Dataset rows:
★ ★ ★ ★ ★
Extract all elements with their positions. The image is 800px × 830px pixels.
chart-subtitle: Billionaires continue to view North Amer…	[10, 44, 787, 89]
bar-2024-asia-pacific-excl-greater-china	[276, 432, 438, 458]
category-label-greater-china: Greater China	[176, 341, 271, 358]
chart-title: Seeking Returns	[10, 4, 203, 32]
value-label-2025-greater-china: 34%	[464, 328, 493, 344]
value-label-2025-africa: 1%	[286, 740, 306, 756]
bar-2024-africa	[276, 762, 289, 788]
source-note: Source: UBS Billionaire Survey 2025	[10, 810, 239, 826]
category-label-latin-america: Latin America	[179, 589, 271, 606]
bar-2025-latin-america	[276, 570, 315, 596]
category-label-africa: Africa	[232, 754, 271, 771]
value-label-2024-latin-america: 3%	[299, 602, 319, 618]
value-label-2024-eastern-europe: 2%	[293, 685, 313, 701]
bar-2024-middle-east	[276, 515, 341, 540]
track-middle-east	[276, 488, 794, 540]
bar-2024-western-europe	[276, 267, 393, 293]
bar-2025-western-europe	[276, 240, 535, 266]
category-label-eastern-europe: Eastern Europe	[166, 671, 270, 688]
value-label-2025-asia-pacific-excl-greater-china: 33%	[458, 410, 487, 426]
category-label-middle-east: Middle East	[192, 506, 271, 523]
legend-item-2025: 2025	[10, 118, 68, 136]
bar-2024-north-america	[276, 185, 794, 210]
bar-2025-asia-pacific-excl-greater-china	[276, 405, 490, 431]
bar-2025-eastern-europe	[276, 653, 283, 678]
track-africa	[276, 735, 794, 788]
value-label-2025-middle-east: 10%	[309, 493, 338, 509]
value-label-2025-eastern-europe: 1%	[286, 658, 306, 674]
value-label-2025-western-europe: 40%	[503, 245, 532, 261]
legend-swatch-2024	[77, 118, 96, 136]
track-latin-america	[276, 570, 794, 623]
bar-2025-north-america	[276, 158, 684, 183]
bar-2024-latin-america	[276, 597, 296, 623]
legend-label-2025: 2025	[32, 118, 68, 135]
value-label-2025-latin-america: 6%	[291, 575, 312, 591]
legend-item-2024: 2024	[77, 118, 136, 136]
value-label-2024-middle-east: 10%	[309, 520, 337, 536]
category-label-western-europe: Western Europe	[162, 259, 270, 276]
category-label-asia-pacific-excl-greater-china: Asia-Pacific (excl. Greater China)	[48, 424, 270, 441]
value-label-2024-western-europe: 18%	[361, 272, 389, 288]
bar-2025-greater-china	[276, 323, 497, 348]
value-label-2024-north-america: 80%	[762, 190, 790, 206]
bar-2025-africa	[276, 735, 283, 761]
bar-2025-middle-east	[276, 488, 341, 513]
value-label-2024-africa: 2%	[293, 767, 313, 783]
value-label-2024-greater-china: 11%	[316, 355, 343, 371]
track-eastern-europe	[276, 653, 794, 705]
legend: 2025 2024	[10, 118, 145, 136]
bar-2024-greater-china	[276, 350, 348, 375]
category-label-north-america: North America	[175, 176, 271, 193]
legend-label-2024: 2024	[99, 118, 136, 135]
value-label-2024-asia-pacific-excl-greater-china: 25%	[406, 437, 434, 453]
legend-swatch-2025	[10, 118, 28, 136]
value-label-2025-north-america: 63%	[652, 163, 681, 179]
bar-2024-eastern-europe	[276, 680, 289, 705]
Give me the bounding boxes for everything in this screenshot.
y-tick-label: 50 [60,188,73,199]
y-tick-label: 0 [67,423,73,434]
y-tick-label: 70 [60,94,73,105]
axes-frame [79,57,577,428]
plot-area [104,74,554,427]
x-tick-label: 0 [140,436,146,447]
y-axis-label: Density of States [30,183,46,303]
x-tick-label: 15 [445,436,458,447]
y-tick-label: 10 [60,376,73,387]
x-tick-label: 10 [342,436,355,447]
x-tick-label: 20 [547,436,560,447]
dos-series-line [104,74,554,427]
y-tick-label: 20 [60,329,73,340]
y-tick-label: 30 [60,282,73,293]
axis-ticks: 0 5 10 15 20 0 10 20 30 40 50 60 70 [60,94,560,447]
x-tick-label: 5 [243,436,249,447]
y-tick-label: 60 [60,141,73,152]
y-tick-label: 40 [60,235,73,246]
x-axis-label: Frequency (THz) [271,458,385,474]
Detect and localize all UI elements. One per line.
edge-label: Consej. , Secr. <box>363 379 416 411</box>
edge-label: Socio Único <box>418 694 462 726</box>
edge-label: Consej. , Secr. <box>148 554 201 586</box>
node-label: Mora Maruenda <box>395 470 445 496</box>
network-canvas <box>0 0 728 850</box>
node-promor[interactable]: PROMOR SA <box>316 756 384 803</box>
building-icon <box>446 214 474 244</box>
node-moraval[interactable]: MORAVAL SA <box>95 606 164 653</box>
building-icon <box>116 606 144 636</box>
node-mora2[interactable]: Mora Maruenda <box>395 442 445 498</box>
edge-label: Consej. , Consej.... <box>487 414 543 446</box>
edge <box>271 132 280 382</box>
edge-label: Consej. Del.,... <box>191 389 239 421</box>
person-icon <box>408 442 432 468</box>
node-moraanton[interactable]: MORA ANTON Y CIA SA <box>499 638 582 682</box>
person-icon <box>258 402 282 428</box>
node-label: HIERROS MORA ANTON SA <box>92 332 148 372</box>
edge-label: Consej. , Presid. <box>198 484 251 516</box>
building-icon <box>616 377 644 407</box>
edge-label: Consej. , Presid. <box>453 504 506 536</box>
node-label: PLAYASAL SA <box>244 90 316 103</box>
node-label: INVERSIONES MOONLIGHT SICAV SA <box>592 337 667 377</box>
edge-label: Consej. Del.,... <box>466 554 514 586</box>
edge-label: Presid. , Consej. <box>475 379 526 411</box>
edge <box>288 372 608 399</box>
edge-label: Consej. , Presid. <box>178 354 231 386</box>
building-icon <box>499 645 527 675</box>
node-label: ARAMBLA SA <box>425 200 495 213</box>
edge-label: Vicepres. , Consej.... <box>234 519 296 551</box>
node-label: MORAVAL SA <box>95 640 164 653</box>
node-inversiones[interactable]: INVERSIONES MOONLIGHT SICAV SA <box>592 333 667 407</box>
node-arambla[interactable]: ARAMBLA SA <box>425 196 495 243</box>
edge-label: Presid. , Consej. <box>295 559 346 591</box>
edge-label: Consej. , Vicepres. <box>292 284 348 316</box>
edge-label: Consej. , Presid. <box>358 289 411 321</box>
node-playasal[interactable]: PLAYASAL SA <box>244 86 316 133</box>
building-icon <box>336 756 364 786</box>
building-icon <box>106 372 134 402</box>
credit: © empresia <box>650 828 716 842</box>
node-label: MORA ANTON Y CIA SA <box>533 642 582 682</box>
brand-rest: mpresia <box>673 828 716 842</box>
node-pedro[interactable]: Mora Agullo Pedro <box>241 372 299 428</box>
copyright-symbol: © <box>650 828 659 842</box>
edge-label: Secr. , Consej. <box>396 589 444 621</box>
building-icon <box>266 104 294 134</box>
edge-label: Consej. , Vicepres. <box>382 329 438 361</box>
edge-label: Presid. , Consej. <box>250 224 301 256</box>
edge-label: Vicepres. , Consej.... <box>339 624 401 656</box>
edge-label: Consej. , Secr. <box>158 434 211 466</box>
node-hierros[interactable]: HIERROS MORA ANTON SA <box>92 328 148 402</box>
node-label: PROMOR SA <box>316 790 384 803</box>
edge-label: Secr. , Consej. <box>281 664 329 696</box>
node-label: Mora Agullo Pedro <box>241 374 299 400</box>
★ ★ ★ ★ ★
WORK REQUIRED: How many lines in the entries above contain the string "Presid"? Reply with the number only.

SOLUTION TO THE PROBLEM: 7